### About this task:
Repeat the article on South Dakota marijuana legalization starting with "Despite the best" and going on through "could be final.", but swap "advocates" for "supporters".

Measure 26 Would Legalize Medical Marijuana in South Dakota
Despite South Dakota residents voting in favor of implementing Measure 26 on Election Day, an initiative whose purpose was to legalize medical marijuana across the state, South Dakota’s governing bodies have announced a year-long delay on implementing the measure statewide.
In a statement released on Wednesday, Republican governor Kirsti Noem stated that while she was going to honor her promise to legalize cannabis in the state, this will take until July 1 2022 to implement fully.
The original initiative was designed to have medical marijuana legalized by July 1 2021. Since announcing this delay, the Republican administration of South Dakota has received scrutiny for not upholding the original schedule.
“The policy is detailed and based on best practices from other states,” said a spokesperson for the Measure 26 campagin in response to the announcement. “The legislature does not need to change Measure 26; we wrote a complete policy. All they need to do is respect the will of the people and allow the state to implement a medical marijuana program for qualifying patients.”
State Democrats are also not pleased with the announcement from the governor. “The fact that they are dragging their feet on [the implementation of Measure 26] is really frustrating,” said state House Democratic Leader Jamie Smith.
The State of Cannabis Legalization in South Dakota
In November of last year, South Dakotan voters voted in favor of two measures to implement marijuana legalization: the aforementioned Measure 26 and Amendment A, whose purpose was to fully legalize the adult use of cannabis statewide. Passing Measure 26 and Amendment A could create a unique situation in U.S. marijuana legalization, as South Dakota would become the first state in the union to legalize both medical and adult-use marijuana simultaneously.
The incumbent governor Noem campaigned against both of these initiatives; despite her efforts, both of these were passed with enough votes. Since passing, governor Noem has been working with Cannabis Public Policy Consulting to implement these initiatives.
The past week has seen pushback against both of these initiatives; however on Monday, a South Dakotan circuit court ruled to nullify Amendment A, citing the Amendment’s violation of the state’s “single subject rule” requirement.
Despite the best efforts of the Republican establishment to curtail cannabis legalization in the state, advocates of Amendment A are planning on appealing the ruling to the state’s Supreme Court.
As for Measure 26, the decision to delay could be final.

### Dataset entries:
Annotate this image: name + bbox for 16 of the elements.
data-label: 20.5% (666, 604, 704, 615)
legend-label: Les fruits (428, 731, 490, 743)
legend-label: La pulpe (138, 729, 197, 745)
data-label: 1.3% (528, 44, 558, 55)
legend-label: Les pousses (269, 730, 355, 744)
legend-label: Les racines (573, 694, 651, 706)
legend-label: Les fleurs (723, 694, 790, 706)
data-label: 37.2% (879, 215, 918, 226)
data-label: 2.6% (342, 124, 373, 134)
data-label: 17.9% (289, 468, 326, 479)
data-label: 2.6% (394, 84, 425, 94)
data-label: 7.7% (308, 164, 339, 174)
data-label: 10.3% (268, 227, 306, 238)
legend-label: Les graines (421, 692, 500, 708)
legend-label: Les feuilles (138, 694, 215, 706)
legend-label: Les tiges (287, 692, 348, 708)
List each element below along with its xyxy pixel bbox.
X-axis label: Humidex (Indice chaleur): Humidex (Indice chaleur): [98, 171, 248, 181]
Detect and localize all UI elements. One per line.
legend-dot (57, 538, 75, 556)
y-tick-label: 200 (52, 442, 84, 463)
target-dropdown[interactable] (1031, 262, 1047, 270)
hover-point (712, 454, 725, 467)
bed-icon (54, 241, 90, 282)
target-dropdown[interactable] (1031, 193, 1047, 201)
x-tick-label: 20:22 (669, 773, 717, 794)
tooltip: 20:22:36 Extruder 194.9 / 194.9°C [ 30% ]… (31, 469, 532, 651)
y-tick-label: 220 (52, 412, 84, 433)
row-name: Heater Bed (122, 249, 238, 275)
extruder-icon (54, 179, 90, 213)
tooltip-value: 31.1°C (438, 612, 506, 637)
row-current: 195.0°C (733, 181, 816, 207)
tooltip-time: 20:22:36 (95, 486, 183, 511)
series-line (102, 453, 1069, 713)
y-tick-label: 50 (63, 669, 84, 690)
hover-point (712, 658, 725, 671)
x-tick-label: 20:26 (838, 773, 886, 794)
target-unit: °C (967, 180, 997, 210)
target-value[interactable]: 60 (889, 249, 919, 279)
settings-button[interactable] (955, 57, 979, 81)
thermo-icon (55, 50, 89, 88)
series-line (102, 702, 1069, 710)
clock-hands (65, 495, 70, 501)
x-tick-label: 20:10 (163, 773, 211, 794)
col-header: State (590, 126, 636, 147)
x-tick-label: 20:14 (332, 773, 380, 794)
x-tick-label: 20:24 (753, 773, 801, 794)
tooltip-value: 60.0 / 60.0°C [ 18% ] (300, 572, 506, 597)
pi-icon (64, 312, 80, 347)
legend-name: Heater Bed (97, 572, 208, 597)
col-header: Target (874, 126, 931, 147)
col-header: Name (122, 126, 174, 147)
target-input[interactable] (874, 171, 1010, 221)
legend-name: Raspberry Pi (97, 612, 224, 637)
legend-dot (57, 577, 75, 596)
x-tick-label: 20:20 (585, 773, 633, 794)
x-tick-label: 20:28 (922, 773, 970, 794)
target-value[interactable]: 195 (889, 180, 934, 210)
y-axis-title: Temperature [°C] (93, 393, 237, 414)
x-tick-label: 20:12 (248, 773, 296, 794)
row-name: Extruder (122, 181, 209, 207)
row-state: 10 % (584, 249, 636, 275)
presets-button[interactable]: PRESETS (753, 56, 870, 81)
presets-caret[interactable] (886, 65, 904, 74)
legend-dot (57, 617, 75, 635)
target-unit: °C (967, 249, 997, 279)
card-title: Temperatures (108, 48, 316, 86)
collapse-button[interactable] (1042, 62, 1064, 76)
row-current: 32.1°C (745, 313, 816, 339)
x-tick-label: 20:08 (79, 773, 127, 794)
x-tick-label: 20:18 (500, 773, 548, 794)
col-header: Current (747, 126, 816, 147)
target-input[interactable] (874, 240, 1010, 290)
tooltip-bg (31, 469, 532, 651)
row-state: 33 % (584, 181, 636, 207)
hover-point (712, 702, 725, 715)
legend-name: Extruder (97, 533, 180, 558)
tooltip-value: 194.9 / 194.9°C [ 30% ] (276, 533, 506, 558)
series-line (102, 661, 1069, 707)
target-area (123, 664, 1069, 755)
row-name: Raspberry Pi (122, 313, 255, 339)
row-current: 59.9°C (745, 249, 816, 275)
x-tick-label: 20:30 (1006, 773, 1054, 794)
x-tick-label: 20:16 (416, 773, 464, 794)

### Reply to the task:
Despite the best efforts of the Republican establishment to curtail cannabis legalization in the state, supporters of Amendment A are planning on appealing the ruling to the state’s Supreme Court.
As for Measure 26, the decision to delay could be final.